**Set exercise:**
Retype every entry word for word.

Data entries
================
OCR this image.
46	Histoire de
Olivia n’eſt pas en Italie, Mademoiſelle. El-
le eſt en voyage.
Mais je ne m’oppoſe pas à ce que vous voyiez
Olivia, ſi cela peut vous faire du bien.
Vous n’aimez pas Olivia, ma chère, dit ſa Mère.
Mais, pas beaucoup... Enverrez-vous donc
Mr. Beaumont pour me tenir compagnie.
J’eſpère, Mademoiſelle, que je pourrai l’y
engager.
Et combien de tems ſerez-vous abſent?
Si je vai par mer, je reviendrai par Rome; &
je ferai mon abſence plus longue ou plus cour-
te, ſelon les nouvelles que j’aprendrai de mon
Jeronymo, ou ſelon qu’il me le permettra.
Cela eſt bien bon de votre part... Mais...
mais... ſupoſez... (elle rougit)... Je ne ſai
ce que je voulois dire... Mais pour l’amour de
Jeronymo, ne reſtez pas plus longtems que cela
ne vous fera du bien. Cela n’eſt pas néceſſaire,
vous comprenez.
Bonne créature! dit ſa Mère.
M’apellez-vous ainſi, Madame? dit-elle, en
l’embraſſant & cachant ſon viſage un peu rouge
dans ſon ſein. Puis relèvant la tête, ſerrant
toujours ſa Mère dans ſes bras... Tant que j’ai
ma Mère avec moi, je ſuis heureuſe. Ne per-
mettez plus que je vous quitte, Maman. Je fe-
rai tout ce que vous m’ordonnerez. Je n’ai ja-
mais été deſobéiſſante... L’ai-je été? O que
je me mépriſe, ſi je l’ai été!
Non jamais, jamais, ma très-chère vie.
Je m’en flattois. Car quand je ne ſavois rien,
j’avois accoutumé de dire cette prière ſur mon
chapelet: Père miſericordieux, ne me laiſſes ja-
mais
================
**Output:**
OCR this image.
46	Histoire de
Olivia n’eſt pas en Italie, Mademoiſelle. El-
le eſt en voyage.
Mais je ne m’oppoſe pas à ce que vous voyiez
Olivia, ſi cela peut vous faire du bien.
Vous n’aimez pas Olivia, ma chère, dit ſa Mère.
Mais, pas beaucoup... Enverrez-vous donc
Mr. Beaumont pour me tenir compagnie.
J’eſpère, Mademoiſelle, que je pourrai l’y
engager.
Et combien de tems ſerez-vous abſent?
Si je vai par mer, je reviendrai par Rome; &
je ferai mon abſence plus longue ou plus cour-
te, ſelon les nouvelles que j’aprendrai de mon
Jeronymo, ou ſelon qu’il me le permettra.
Cela eſt bien bon de votre part... Mais...
mais... ſupoſez... (elle rougit)... Je ne ſai
ce que je voulois dire... Mais pour l’amour de
Jeronymo, ne reſtez pas plus longtems que cela
ne vous fera du bien. Cela n’eſt pas néceſſaire,
vous comprenez.
Bonne créature! dit ſa Mère.
M’apellez-vous ainſi, Madame? dit-elle, en
l’embraſſant & cachant ſon viſage un peu rouge
dans ſon ſein. Puis relèvant la tête, ſerrant
toujours ſa Mère dans ſes bras... Tant que j’ai
ma Mère avec moi, je ſuis heureuſe. Ne per-
mettez plus que je vous quitte, Maman. Je fe-
rai tout ce que vous m’ordonnerez. Je n’ai ja-
mais été deſobéiſſante... L’ai-je été? O que
je me mépriſe, ſi je l’ai été!
Non jamais, jamais, ma très-chère vie.
Je m’en flattois. Car quand je ne ſavois rien,
j’avois accoutumé de dire cette prière ſur mon
chapelet: Père miſericordieux, ne me laiſſes ja-
mais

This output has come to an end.